List each line in which the string "that" appears.

(Stored data entries)
## Start

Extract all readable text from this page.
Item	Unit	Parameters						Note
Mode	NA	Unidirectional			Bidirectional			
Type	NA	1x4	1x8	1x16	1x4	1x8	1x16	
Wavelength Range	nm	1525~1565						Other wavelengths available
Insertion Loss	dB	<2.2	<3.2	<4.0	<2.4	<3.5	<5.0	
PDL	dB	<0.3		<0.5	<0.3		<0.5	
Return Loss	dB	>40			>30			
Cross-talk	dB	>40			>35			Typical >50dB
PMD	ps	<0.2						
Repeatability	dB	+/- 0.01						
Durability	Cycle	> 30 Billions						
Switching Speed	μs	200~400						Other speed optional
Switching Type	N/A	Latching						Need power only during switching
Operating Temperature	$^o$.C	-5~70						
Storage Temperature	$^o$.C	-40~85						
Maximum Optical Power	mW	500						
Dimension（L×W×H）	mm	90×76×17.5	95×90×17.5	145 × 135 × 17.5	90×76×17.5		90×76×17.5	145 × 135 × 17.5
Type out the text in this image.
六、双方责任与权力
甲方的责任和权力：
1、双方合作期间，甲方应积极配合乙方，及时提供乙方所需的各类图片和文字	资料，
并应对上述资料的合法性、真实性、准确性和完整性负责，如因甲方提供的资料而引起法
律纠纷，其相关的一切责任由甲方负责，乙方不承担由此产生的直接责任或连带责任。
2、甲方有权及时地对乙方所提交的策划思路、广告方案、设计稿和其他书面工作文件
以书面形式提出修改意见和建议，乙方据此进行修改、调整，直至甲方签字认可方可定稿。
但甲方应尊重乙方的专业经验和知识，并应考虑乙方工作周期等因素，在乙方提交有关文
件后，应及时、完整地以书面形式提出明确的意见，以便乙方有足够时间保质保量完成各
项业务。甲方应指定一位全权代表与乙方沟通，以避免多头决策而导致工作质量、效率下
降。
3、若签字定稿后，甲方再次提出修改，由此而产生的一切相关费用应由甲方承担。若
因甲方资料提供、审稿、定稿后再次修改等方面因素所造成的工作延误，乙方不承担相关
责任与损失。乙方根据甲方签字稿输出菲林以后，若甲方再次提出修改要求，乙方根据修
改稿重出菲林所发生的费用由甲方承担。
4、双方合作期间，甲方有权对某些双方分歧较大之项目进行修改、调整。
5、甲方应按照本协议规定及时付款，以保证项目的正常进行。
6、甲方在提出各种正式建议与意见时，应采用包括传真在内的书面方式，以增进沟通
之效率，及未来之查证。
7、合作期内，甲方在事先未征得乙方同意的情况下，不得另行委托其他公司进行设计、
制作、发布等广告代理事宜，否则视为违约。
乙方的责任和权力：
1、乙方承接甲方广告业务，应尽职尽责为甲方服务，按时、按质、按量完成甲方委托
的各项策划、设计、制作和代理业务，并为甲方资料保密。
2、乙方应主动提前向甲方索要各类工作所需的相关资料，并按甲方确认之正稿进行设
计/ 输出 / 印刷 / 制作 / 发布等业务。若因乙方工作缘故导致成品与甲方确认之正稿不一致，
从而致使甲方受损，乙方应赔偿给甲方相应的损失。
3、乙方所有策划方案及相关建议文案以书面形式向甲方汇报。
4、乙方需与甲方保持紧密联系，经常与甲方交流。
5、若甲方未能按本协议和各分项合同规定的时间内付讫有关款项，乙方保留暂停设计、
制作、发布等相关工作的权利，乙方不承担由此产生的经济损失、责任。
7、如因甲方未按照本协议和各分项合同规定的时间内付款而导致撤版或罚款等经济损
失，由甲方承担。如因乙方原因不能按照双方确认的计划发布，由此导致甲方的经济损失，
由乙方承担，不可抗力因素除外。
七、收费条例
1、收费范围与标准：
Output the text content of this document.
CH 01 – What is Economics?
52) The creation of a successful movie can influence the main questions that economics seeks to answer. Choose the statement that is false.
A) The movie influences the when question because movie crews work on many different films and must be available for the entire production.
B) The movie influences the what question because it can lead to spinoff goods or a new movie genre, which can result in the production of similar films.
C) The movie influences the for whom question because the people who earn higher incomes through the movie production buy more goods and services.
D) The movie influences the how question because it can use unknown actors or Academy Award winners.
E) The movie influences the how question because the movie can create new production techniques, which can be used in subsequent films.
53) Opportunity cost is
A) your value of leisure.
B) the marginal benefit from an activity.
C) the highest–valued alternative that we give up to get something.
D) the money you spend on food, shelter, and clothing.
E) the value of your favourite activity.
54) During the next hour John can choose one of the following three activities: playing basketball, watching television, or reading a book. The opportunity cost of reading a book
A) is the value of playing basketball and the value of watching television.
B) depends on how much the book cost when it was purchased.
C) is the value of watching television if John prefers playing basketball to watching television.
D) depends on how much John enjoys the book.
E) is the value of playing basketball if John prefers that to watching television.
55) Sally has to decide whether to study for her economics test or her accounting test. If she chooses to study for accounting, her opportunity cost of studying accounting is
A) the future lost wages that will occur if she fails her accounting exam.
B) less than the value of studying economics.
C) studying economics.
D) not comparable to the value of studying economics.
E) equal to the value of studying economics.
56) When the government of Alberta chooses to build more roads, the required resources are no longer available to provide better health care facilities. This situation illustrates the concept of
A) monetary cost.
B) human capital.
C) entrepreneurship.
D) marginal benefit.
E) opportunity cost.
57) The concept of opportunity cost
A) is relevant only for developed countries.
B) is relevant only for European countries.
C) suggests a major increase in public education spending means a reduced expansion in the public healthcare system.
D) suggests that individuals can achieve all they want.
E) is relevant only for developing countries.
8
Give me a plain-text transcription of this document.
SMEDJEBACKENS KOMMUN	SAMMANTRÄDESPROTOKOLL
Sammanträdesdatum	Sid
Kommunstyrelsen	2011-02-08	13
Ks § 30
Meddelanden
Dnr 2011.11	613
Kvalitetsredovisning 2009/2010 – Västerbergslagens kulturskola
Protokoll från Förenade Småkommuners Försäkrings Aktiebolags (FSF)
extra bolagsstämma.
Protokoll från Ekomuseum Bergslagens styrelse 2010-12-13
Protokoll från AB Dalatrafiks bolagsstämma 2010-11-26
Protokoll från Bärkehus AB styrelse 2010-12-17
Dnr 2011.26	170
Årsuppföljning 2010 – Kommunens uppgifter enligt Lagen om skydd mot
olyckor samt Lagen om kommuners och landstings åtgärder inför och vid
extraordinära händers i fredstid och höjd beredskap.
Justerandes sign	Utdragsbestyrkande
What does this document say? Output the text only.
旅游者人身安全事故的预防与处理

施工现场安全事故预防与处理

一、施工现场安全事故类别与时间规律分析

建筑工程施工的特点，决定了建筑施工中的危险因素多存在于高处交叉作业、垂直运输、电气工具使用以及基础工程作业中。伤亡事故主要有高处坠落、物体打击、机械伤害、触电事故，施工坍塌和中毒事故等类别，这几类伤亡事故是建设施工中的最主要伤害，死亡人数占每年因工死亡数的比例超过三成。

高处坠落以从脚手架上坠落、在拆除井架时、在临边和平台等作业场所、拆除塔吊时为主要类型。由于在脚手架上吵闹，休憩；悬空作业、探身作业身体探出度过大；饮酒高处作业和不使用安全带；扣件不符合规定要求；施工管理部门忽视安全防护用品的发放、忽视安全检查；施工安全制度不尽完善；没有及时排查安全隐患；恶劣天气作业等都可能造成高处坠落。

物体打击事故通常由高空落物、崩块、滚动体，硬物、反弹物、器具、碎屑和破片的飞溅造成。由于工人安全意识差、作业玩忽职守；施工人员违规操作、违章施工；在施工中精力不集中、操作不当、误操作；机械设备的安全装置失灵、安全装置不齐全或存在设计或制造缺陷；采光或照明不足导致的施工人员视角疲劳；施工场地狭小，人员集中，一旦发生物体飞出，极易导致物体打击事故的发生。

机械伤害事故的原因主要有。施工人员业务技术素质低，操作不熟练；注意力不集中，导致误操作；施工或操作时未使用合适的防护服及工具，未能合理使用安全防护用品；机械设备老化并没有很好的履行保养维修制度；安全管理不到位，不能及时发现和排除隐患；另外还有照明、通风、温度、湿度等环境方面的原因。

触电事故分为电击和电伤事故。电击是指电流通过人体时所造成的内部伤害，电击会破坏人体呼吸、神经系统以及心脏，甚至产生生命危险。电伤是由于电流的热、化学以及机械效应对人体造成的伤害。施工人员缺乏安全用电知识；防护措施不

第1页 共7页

## End

Result of this task:
52) The creation of a successful movie can influence the main questions that economics seeks to answer. Choose the statement that is false.
C) the highest–valued alternative that we give up to get something.
E) is the value of playing basketball if John prefers that to watching television.
A) the future lost wages that will occur if she fails her accounting exam.
D) suggests that individuals can achieve all they want.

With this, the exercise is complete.